# DIRECTIONS FOR THIS TASK
In the listing below, how many lines contain the word "RENO"? Please respond with the number only.

## START RECORD SET

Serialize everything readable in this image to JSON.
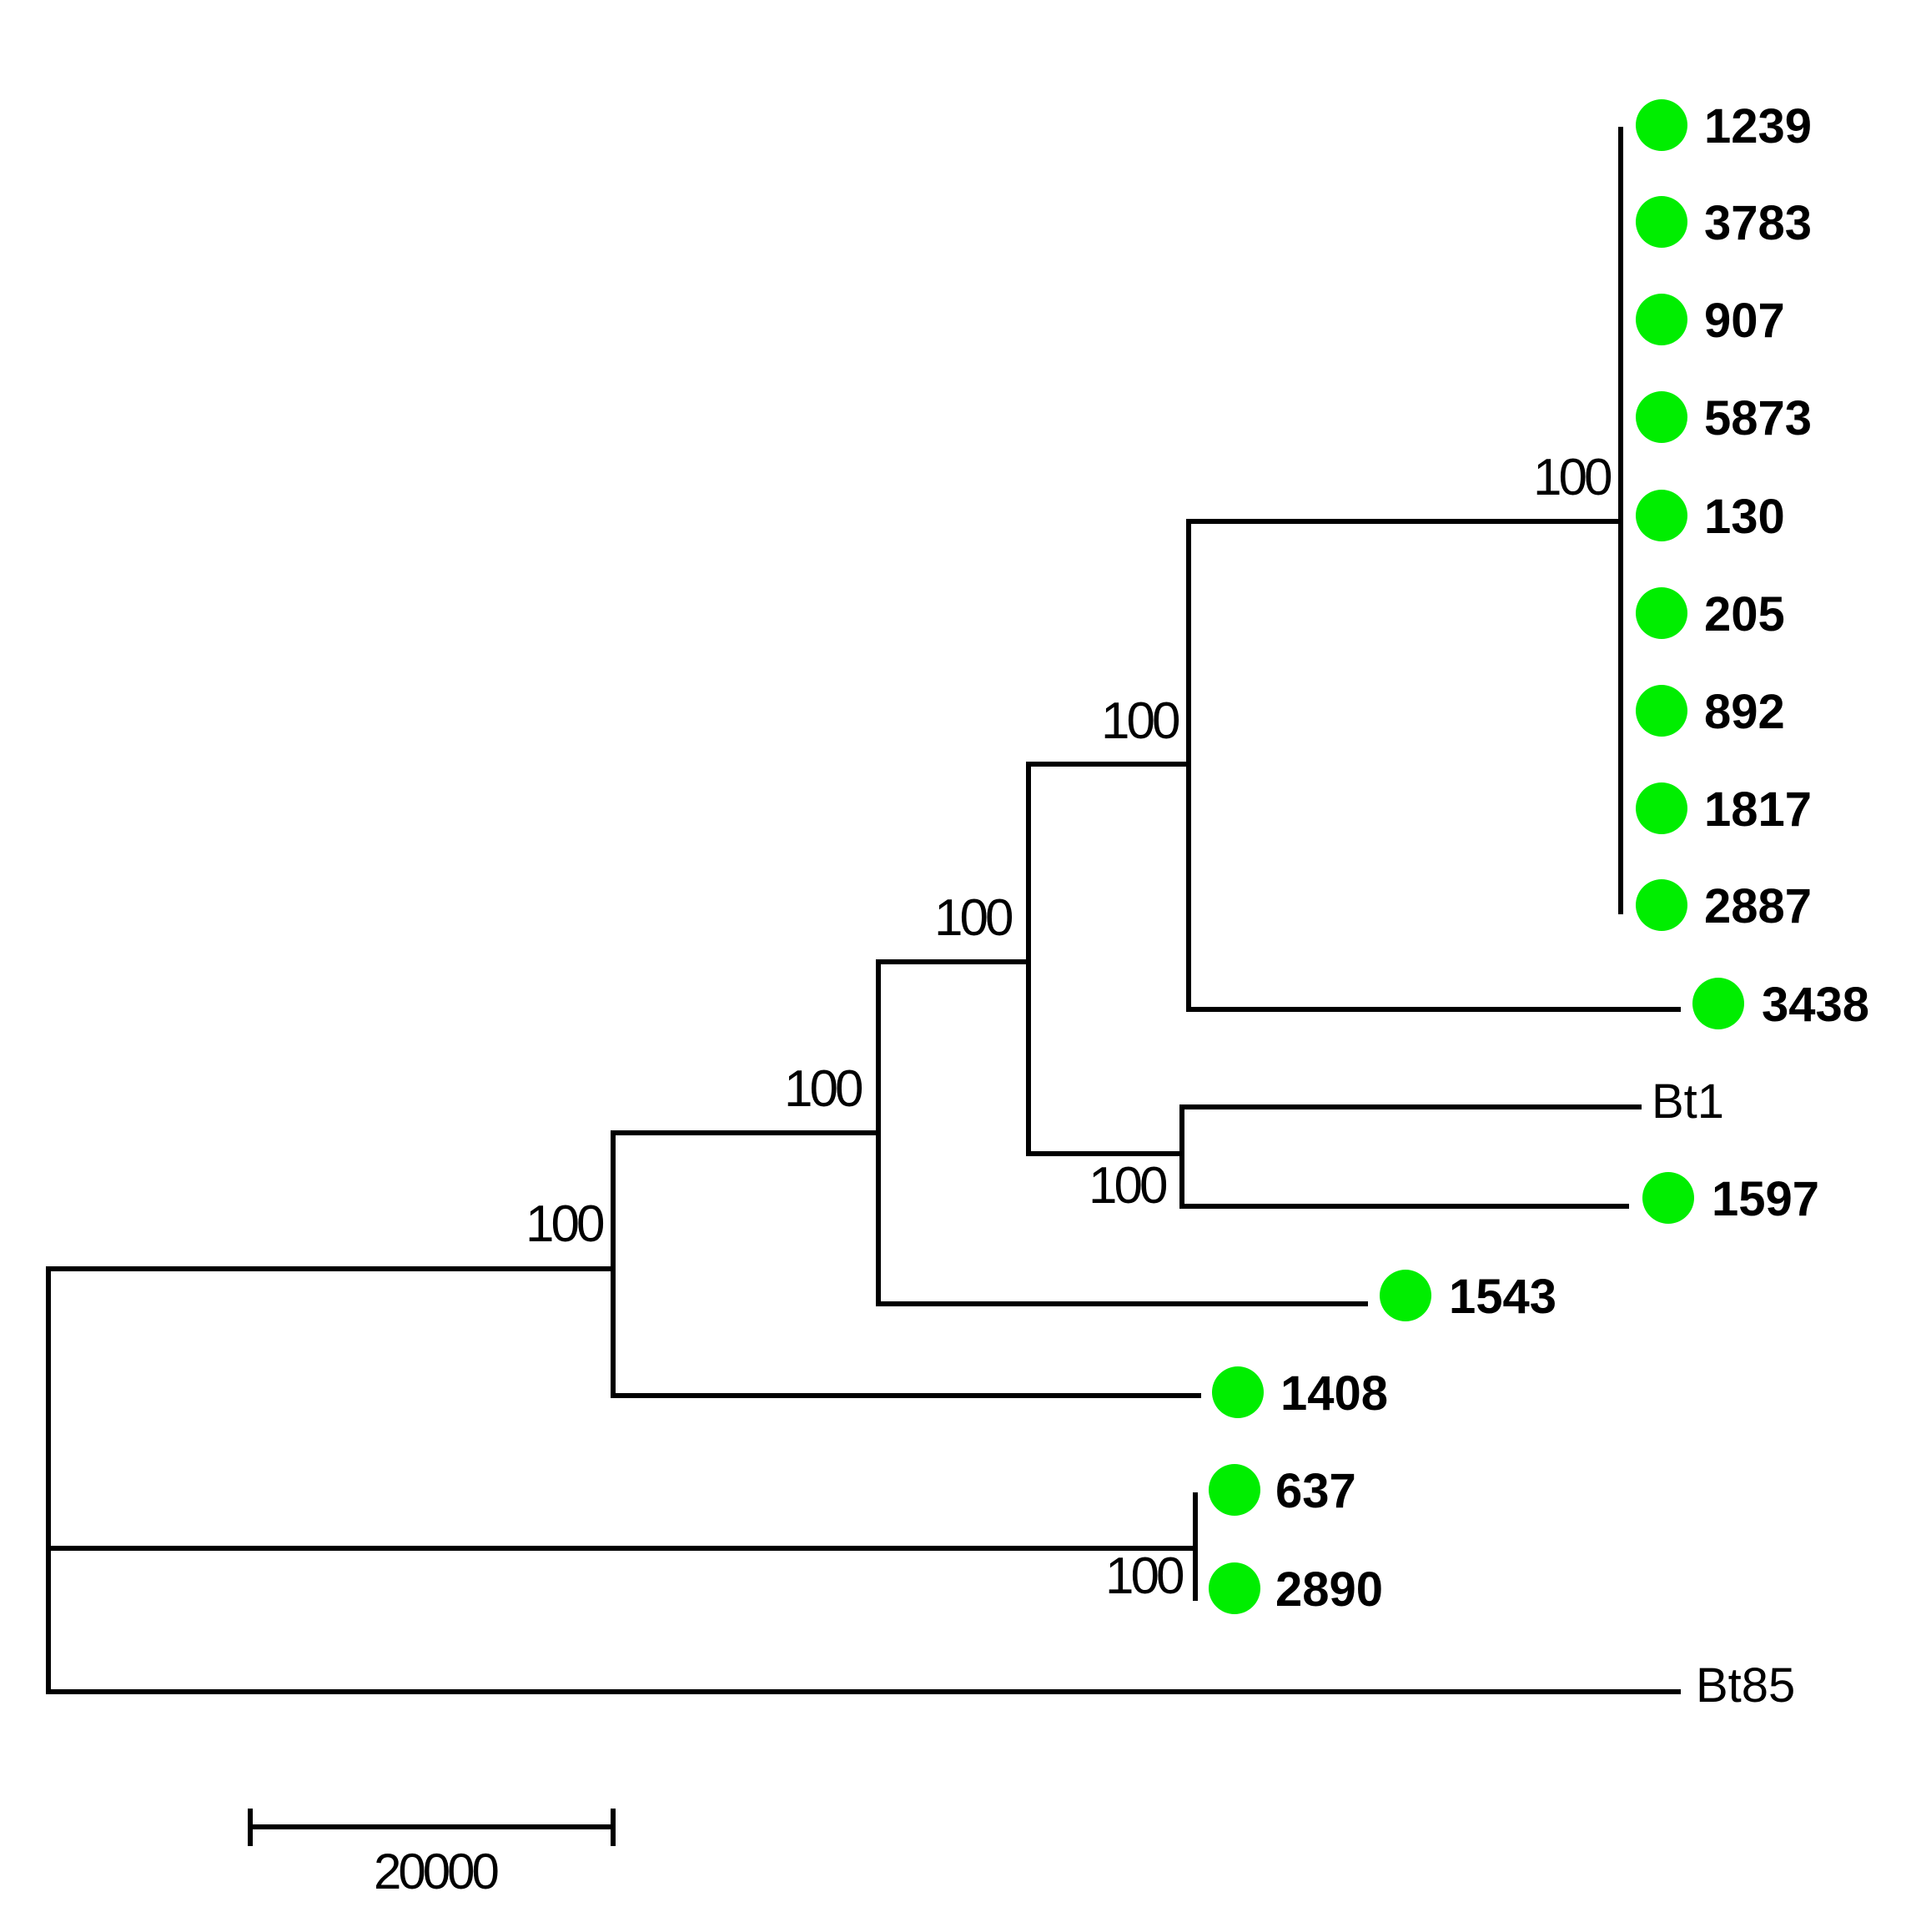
{
  "marker_color": "#00ee00",
  "line_color": "#000000",
  "leaves": [
    {
      "id": "l1239",
      "label": "1239",
      "marked": true
    },
    {
      "id": "l3783",
      "label": "3783",
      "marked": true
    },
    {
      "id": "l907",
      "label": "907",
      "marked": true
    },
    {
      "id": "l5873",
      "label": "5873",
      "marked": true
    },
    {
      "id": "l130",
      "label": "130",
      "marked": true
    },
    {
      "id": "l205",
      "label": "205",
      "marked": true
    },
    {
      "id": "l892",
      "label": "892",
      "marked": true
    },
    {
      "id": "l1817",
      "label": "1817",
      "marked": true
    },
    {
      "id": "l2887",
      "label": "2887",
      "marked": true
    },
    {
      "id": "l3438",
      "label": "3438",
      "marked": true
    },
    {
      "id": "lBt1",
      "label": "Bt1",
      "marked": false
    },
    {
      "id": "l1597",
      "label": "1597",
      "marked": true
    },
    {
      "id": "l1543",
      "label": "1543",
      "marked": true
    },
    {
      "id": "l1408",
      "label": "1408",
      "marked": true
    },
    {
      "id": "l637",
      "label": "637",
      "marked": true
    },
    {
      "id": "l2890",
      "label": "2890",
      "marked": true
    },
    {
      "id": "lBt85",
      "label": "Bt85",
      "marked": false
    }
  ],
  "bootstrap_values": [
    "100",
    "100",
    "100",
    "100",
    "100",
    "100",
    "100"
  ],
  "scale_bar": {
    "label": "20000"
  }
}
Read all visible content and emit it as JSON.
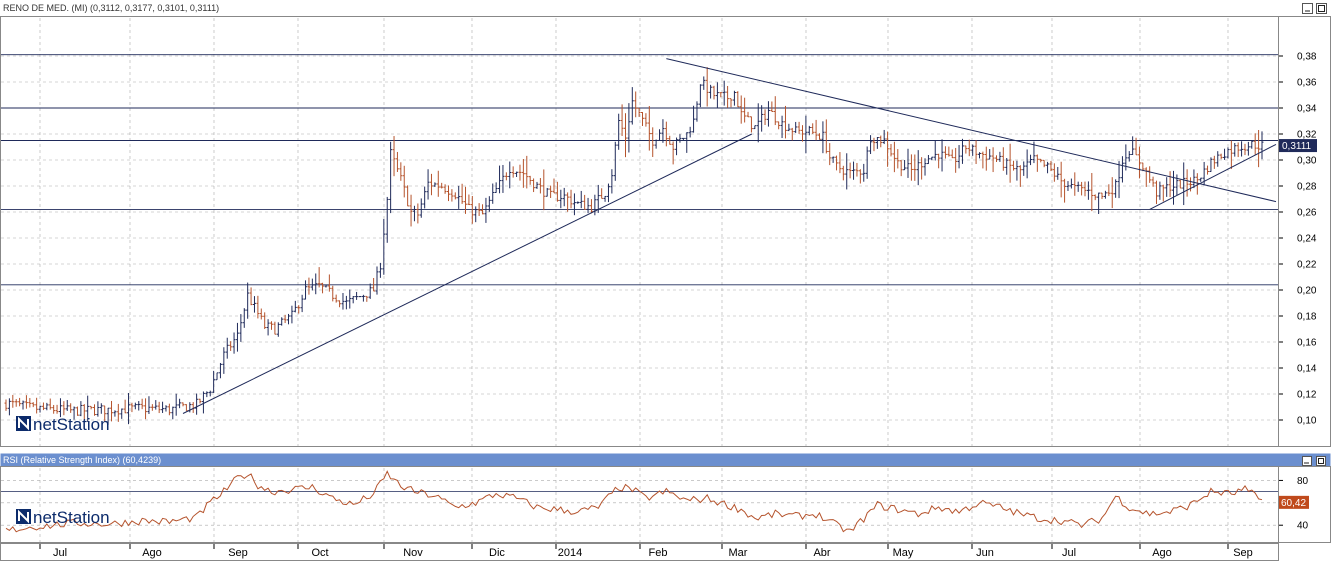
{
  "top_panel": {
    "title": "RENO DE MED. (MI) (0,3112, 0,3177, 0,3101, 0,3111)",
    "current_value_label": "0,3111",
    "brand": "netStation"
  },
  "bottom_panel": {
    "title": "RSI (Relative Strength Index) (60,4239)",
    "current_value_label": "60,42",
    "brand": "netStation"
  },
  "colors": {
    "up_bar": "#1f2a5a",
    "down_bar": "#b5532c",
    "trendline": "#1f2a5a",
    "rsi_line": "#b5532c",
    "grid": "#aaaaaa",
    "title_bar": "#6b8fcf",
    "value_badge": "#1f2a5a",
    "rsi_badge": "#c04a1c"
  },
  "chart_data": [
    {
      "type": "ohlc",
      "title": "RENO DE MED. (MI) (0,3112, 0,3177, 0,3101, 0,3111)",
      "y_ticks": [
        "0,10",
        "0,12",
        "0,14",
        "0,16",
        "0,18",
        "0,20",
        "0,22",
        "0,24",
        "0,26",
        "0,28",
        "0,30",
        "0,32",
        "0,34",
        "0,36",
        "0,38"
      ],
      "ylim": [
        0.08,
        0.41
      ],
      "x_labels": [
        "Jul",
        "Ago",
        "Sep",
        "Oct",
        "Nov",
        "Dic",
        "2014",
        "Feb",
        "Mar",
        "Abr",
        "May",
        "Jun",
        "Jul",
        "Ago",
        "Sep"
      ],
      "last": {
        "open": 0.3112,
        "high": 0.3177,
        "low": 0.3101,
        "close": 0.3111
      },
      "price_anchors": [
        [
          0,
          0.113
        ],
        [
          8,
          0.109
        ],
        [
          20,
          0.107
        ],
        [
          40,
          0.109
        ],
        [
          48,
          0.108
        ],
        [
          56,
          0.112
        ],
        [
          60,
          0.124
        ],
        [
          64,
          0.15
        ],
        [
          68,
          0.165
        ],
        [
          71,
          0.196
        ],
        [
          76,
          0.172
        ],
        [
          79,
          0.17
        ],
        [
          84,
          0.18
        ],
        [
          88,
          0.2
        ],
        [
          92,
          0.203
        ],
        [
          96,
          0.196
        ],
        [
          100,
          0.19
        ],
        [
          104,
          0.195
        ],
        [
          108,
          0.2
        ],
        [
          110,
          0.22
        ],
        [
          112,
          0.27
        ],
        [
          113,
          0.305
        ],
        [
          116,
          0.285
        ],
        [
          119,
          0.26
        ],
        [
          121,
          0.258
        ],
        [
          124,
          0.282
        ],
        [
          128,
          0.28
        ],
        [
          132,
          0.274
        ],
        [
          136,
          0.262
        ],
        [
          140,
          0.258
        ],
        [
          144,
          0.277
        ],
        [
          148,
          0.294
        ],
        [
          152,
          0.29
        ],
        [
          156,
          0.28
        ],
        [
          160,
          0.272
        ],
        [
          164,
          0.272
        ],
        [
          168,
          0.266
        ],
        [
          172,
          0.264
        ],
        [
          176,
          0.275
        ],
        [
          178,
          0.29
        ],
        [
          180,
          0.33
        ],
        [
          182,
          0.318
        ],
        [
          184,
          0.345
        ],
        [
          186,
          0.335
        ],
        [
          190,
          0.315
        ],
        [
          193,
          0.325
        ],
        [
          196,
          0.31
        ],
        [
          200,
          0.32
        ],
        [
          202,
          0.33
        ],
        [
          204,
          0.36
        ],
        [
          208,
          0.35
        ],
        [
          212,
          0.348
        ],
        [
          214,
          0.352
        ],
        [
          216,
          0.335
        ],
        [
          220,
          0.325
        ],
        [
          224,
          0.338
        ],
        [
          228,
          0.328
        ],
        [
          232,
          0.322
        ],
        [
          236,
          0.322
        ],
        [
          240,
          0.318
        ],
        [
          242,
          0.302
        ],
        [
          244,
          0.295
        ],
        [
          248,
          0.29
        ],
        [
          252,
          0.292
        ],
        [
          254,
          0.318
        ],
        [
          258,
          0.315
        ],
        [
          262,
          0.298
        ],
        [
          266,
          0.292
        ],
        [
          270,
          0.3
        ],
        [
          274,
          0.305
        ],
        [
          278,
          0.298
        ],
        [
          282,
          0.31
        ],
        [
          286,
          0.305
        ],
        [
          290,
          0.302
        ],
        [
          294,
          0.296
        ],
        [
          298,
          0.292
        ],
        [
          302,
          0.3
        ],
        [
          306,
          0.294
        ],
        [
          310,
          0.284
        ],
        [
          314,
          0.278
        ],
        [
          318,
          0.276
        ],
        [
          322,
          0.272
        ],
        [
          326,
          0.28
        ],
        [
          328,
          0.3
        ],
        [
          330,
          0.308
        ],
        [
          334,
          0.296
        ],
        [
          336,
          0.285
        ],
        [
          338,
          0.275
        ],
        [
          342,
          0.28
        ],
        [
          346,
          0.282
        ],
        [
          350,
          0.285
        ],
        [
          354,
          0.298
        ],
        [
          358,
          0.306
        ],
        [
          362,
          0.31
        ],
        [
          366,
          0.312
        ],
        [
          369,
          0.311
        ]
      ],
      "trendlines": [
        {
          "from": [
            52,
            0.105
          ],
          "to": [
            215,
            0.32
          ]
        },
        {
          "from": [
            194,
            0.378
          ],
          "to": [
            369,
            0.268
          ]
        },
        {
          "from": [
            336,
            0.262
          ],
          "to": [
            369,
            0.312
          ]
        }
      ],
      "horizontal_lines": [
        0.381,
        0.34,
        0.315,
        0.262,
        0.204
      ]
    },
    {
      "type": "line",
      "title": "RSI (Relative Strength Index) (60,4239)",
      "y_ticks": [
        "40",
        "60",
        "80"
      ],
      "ylim": [
        25,
        92
      ],
      "x_labels": [
        "Jul",
        "Ago",
        "Sep",
        "Oct",
        "Nov",
        "Dic",
        "2014",
        "Feb",
        "Mar",
        "Abr",
        "May",
        "Jun",
        "Jul",
        "Ago",
        "Sep"
      ],
      "last_value": 60.42,
      "reference_line": 70,
      "rsi_anchors": [
        [
          0,
          35
        ],
        [
          6,
          38
        ],
        [
          14,
          40
        ],
        [
          20,
          42
        ],
        [
          30,
          41
        ],
        [
          40,
          44
        ],
        [
          48,
          43
        ],
        [
          56,
          47
        ],
        [
          60,
          60
        ],
        [
          64,
          70
        ],
        [
          68,
          82
        ],
        [
          71,
          86
        ],
        [
          74,
          76
        ],
        [
          78,
          70
        ],
        [
          84,
          72
        ],
        [
          90,
          74
        ],
        [
          96,
          64
        ],
        [
          102,
          58
        ],
        [
          108,
          68
        ],
        [
          112,
          86
        ],
        [
          116,
          75
        ],
        [
          120,
          70
        ],
        [
          126,
          66
        ],
        [
          132,
          56
        ],
        [
          138,
          60
        ],
        [
          144,
          68
        ],
        [
          150,
          64
        ],
        [
          156,
          56
        ],
        [
          162,
          54
        ],
        [
          168,
          52
        ],
        [
          174,
          56
        ],
        [
          180,
          74
        ],
        [
          184,
          72
        ],
        [
          188,
          64
        ],
        [
          194,
          70
        ],
        [
          200,
          62
        ],
        [
          206,
          64
        ],
        [
          212,
          58
        ],
        [
          216,
          54
        ],
        [
          220,
          46
        ],
        [
          226,
          50
        ],
        [
          232,
          48
        ],
        [
          238,
          50
        ],
        [
          244,
          40
        ],
        [
          248,
          34
        ],
        [
          252,
          46
        ],
        [
          256,
          58
        ],
        [
          262,
          54
        ],
        [
          268,
          50
        ],
        [
          274,
          56
        ],
        [
          280,
          52
        ],
        [
          286,
          60
        ],
        [
          292,
          56
        ],
        [
          298,
          50
        ],
        [
          304,
          46
        ],
        [
          310,
          44
        ],
        [
          316,
          40
        ],
        [
          322,
          46
        ],
        [
          326,
          66
        ],
        [
          330,
          56
        ],
        [
          336,
          50
        ],
        [
          342,
          52
        ],
        [
          348,
          58
        ],
        [
          354,
          70
        ],
        [
          360,
          68
        ],
        [
          364,
          72
        ],
        [
          369,
          62
        ]
      ]
    }
  ]
}
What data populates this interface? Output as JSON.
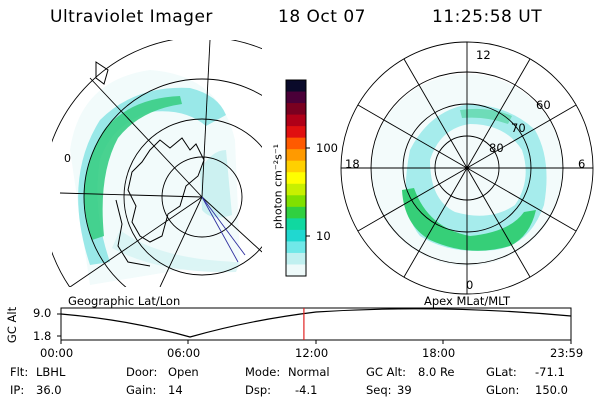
{
  "header": {
    "instrument": "Ultraviolet Imager",
    "date": "18 Oct 07",
    "time": "11:25:58 UT"
  },
  "geo_panel": {
    "label": "Geographic Lat/Lon",
    "map_mark": "0"
  },
  "mag_panel": {
    "label": "Apex MLat/MLT",
    "mlt_labels": [
      "12",
      "18",
      "6",
      "0"
    ],
    "mlat_labels": [
      "60",
      "70",
      "80"
    ]
  },
  "colorbar": {
    "unit_label": "photon cm⁻²s⁻¹",
    "ticks": [
      "100",
      "10"
    ],
    "colors": [
      "#0a0a2a",
      "#4a0038",
      "#7a0020",
      "#b00018",
      "#e01010",
      "#ff5a00",
      "#ff9a00",
      "#ffd000",
      "#ffff00",
      "#c8f000",
      "#80e000",
      "#30d040",
      "#10d8a0",
      "#20d8d0",
      "#70e8e8",
      "#c0f0f0",
      "#eefafa"
    ]
  },
  "altitude_plot": {
    "ylabel": "GC Alt",
    "yticks": [
      "9.0",
      "1.8"
    ],
    "xticks": [
      "00:00",
      "06:00",
      "12:00",
      "18:00",
      "23:59"
    ],
    "current_time_fraction": 0.4763,
    "marker_color": "#e02020"
  },
  "status": {
    "filter_label": "Flt:",
    "filter_value": "LBHL",
    "ip_label": "IP:",
    "ip_value": "36.0",
    "door_label": "Door:",
    "door_value": "Open",
    "gain_label": "Gain:",
    "gain_value": "14",
    "mode_label": "Mode:",
    "mode_value": "Normal",
    "dsp_label": "Dsp:",
    "dsp_value": "-4.1",
    "gcalt_label": "GC Alt:",
    "gcalt_value": "8.0 Re",
    "seq_label": "Seq:",
    "seq_value": "39",
    "glat_label": "GLat:",
    "glat_value": "-71.1",
    "glon_label": "GLon:",
    "glon_value": "150.0"
  }
}
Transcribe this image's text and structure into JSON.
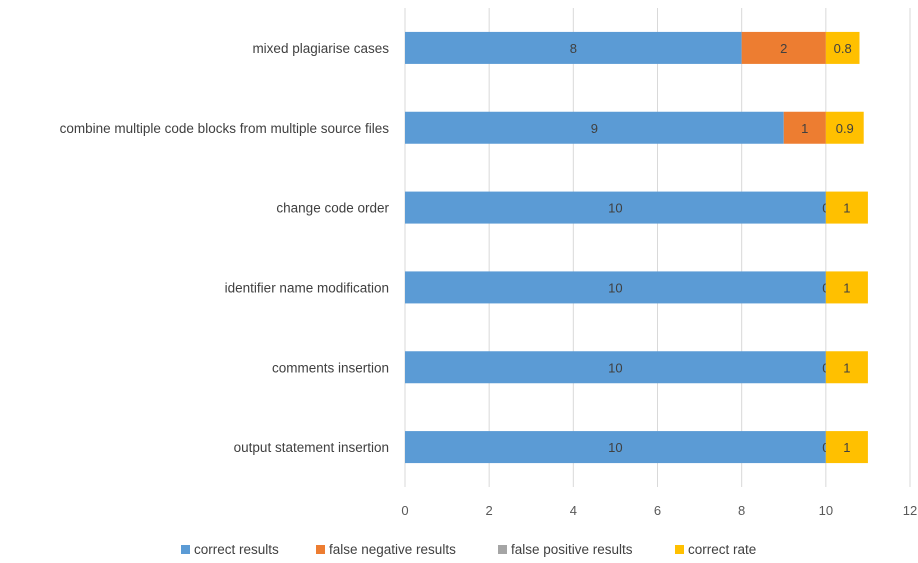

## END RECORD SET

# EXERCISE SOLUTION
2